THE EXERCISE → Filter these entries so that only lines with the word "title" remain.

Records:
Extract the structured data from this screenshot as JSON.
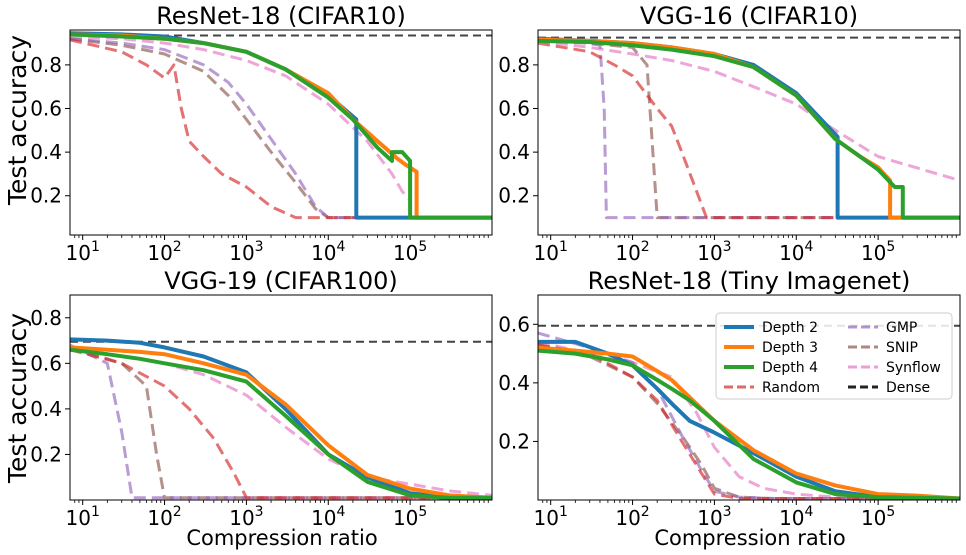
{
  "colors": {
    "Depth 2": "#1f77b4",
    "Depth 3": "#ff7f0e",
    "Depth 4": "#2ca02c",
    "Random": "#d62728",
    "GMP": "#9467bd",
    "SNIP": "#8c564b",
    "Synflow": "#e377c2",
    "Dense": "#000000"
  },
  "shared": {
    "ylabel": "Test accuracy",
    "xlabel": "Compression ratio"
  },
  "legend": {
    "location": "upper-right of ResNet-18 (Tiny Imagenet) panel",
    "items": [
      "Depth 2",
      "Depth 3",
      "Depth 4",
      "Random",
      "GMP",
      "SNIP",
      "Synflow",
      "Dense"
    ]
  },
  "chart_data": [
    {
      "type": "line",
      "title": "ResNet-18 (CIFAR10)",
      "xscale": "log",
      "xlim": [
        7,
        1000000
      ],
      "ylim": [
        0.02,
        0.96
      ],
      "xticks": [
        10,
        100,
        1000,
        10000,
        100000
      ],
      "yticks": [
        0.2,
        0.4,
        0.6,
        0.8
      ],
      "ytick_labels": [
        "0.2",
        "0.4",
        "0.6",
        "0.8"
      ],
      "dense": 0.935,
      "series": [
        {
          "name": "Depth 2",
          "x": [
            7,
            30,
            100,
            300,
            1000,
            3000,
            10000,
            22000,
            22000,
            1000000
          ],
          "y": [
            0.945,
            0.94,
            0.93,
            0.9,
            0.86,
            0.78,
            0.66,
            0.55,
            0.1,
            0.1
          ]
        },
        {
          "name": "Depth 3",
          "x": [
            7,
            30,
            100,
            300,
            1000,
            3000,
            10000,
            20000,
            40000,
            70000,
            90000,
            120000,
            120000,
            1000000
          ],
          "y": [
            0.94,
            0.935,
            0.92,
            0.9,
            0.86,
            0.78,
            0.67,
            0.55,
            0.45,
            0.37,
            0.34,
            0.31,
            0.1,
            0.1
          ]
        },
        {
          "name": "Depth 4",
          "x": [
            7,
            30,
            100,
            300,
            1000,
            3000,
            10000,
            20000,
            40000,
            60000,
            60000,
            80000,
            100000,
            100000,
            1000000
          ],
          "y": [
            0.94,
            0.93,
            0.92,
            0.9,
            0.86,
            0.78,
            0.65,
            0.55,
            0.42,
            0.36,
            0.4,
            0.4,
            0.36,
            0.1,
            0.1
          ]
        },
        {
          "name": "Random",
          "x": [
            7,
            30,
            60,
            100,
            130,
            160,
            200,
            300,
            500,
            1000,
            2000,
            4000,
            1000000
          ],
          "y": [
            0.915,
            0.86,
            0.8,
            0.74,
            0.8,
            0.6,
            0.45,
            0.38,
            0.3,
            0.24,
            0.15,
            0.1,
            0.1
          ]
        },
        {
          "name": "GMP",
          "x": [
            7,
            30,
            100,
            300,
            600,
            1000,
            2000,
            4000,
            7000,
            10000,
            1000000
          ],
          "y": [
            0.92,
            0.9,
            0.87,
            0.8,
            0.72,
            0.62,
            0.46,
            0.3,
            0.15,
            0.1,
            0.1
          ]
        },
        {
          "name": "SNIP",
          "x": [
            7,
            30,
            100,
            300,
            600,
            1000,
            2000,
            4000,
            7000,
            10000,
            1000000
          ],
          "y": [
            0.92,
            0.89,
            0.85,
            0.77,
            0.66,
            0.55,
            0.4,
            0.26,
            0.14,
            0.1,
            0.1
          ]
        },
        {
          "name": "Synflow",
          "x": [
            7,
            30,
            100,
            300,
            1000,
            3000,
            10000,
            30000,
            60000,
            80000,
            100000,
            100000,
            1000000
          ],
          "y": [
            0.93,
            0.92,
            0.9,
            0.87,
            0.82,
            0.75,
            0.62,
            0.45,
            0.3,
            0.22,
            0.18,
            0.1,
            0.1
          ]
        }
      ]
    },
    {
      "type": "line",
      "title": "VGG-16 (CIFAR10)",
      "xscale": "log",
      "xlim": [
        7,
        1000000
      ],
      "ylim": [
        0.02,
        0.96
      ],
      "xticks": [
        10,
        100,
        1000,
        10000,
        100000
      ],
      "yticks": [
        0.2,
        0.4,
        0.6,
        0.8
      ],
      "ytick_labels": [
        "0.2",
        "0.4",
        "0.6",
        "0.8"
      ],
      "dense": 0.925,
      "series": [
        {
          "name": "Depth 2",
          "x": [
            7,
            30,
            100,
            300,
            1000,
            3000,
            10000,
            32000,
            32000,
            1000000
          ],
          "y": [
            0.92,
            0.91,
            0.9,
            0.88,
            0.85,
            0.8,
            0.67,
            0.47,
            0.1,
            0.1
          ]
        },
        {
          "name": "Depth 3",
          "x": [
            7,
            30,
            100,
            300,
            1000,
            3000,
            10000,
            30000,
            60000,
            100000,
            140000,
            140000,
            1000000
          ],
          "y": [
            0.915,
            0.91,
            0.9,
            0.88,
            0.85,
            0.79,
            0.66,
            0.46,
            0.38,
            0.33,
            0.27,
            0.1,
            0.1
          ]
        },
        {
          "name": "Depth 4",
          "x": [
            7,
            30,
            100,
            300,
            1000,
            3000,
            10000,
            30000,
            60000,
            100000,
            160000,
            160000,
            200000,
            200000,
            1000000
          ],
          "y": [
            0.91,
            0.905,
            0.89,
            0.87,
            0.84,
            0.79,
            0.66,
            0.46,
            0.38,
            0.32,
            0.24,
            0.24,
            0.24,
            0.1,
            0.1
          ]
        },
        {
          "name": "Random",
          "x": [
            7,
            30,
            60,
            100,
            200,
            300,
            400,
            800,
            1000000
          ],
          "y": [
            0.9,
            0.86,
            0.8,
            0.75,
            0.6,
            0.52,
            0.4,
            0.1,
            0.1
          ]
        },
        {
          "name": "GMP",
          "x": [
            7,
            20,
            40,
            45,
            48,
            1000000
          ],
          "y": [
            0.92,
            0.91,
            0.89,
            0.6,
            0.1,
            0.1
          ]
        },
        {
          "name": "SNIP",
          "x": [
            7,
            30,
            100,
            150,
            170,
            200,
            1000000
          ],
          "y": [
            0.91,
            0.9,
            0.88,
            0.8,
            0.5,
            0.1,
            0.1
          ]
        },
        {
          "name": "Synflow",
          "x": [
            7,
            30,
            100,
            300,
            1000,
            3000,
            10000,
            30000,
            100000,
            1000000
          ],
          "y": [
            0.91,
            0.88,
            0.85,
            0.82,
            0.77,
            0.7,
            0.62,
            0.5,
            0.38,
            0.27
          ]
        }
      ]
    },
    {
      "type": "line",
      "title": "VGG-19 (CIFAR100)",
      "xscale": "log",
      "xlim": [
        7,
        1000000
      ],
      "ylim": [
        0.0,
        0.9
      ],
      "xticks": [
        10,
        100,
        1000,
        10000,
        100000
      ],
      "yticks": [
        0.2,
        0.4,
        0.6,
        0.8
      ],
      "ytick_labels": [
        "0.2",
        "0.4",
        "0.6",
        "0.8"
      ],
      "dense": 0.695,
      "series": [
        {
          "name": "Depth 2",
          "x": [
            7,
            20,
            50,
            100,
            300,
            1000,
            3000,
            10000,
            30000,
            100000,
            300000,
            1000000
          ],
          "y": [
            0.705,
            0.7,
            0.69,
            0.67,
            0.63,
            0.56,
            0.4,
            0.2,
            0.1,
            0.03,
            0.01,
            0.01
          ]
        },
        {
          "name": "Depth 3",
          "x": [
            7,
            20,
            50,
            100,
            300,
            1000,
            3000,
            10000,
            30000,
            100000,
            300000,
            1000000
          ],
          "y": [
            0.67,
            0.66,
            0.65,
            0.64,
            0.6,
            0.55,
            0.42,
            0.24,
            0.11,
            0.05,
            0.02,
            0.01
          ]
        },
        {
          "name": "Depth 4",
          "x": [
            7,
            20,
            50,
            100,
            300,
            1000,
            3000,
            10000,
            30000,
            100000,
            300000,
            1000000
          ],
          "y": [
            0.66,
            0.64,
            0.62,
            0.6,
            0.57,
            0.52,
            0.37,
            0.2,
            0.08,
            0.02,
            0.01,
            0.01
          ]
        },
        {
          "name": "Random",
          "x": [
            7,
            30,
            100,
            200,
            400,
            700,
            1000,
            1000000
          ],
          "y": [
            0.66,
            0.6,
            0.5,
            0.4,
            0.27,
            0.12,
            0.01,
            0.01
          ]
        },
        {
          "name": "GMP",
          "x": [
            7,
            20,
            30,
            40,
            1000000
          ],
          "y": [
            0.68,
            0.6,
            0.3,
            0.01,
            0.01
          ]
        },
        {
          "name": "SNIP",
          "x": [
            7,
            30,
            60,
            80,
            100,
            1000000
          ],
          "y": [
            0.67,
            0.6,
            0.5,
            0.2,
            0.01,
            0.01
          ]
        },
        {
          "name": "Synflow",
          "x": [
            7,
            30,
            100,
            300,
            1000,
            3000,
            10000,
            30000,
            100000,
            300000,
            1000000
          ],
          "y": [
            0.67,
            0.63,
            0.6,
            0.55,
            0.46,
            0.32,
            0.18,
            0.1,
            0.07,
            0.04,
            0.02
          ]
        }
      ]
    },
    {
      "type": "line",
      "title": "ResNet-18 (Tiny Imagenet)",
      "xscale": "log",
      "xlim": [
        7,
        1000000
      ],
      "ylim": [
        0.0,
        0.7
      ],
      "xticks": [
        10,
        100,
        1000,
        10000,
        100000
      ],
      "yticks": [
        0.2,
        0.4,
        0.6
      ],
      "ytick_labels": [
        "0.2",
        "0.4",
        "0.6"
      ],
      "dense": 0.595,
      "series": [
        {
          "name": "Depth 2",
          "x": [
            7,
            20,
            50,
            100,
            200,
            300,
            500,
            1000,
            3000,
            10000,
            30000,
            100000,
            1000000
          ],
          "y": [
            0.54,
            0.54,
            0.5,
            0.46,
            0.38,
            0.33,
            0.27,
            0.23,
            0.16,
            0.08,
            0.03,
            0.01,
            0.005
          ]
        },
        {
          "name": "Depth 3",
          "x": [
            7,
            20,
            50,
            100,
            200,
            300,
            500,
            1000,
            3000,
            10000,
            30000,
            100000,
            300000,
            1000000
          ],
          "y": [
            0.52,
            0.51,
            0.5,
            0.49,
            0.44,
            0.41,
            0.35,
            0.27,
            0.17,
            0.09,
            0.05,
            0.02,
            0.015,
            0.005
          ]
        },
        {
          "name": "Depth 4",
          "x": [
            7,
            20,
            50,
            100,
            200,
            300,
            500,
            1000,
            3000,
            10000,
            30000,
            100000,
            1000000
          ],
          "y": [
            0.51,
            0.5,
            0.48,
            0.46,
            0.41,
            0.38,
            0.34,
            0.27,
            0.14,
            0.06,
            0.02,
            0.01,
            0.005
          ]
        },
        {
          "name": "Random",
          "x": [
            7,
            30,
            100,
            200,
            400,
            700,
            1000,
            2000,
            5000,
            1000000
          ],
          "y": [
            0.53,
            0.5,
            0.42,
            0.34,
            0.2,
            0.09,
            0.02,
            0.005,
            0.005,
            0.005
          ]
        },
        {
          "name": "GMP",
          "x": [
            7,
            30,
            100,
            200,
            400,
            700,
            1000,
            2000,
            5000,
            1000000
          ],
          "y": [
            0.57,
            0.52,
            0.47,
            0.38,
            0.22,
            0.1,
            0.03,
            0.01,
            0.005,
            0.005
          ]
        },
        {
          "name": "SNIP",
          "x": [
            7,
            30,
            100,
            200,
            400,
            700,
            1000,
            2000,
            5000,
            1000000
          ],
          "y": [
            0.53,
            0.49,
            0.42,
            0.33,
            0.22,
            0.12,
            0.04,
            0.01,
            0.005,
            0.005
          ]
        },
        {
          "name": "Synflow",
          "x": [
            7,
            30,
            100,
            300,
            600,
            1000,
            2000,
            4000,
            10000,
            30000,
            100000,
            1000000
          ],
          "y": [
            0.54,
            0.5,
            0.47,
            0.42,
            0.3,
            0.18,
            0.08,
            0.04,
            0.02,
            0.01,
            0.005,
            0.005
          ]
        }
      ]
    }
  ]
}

WRITTEN ANSWER →
      "title": "ResNet-18 (CIFAR10)",
      "title": "VGG-16 (CIFAR10)",
      "title": "VGG-19 (CIFAR100)",
      "title": "ResNet-18 (Tiny Imagenet)",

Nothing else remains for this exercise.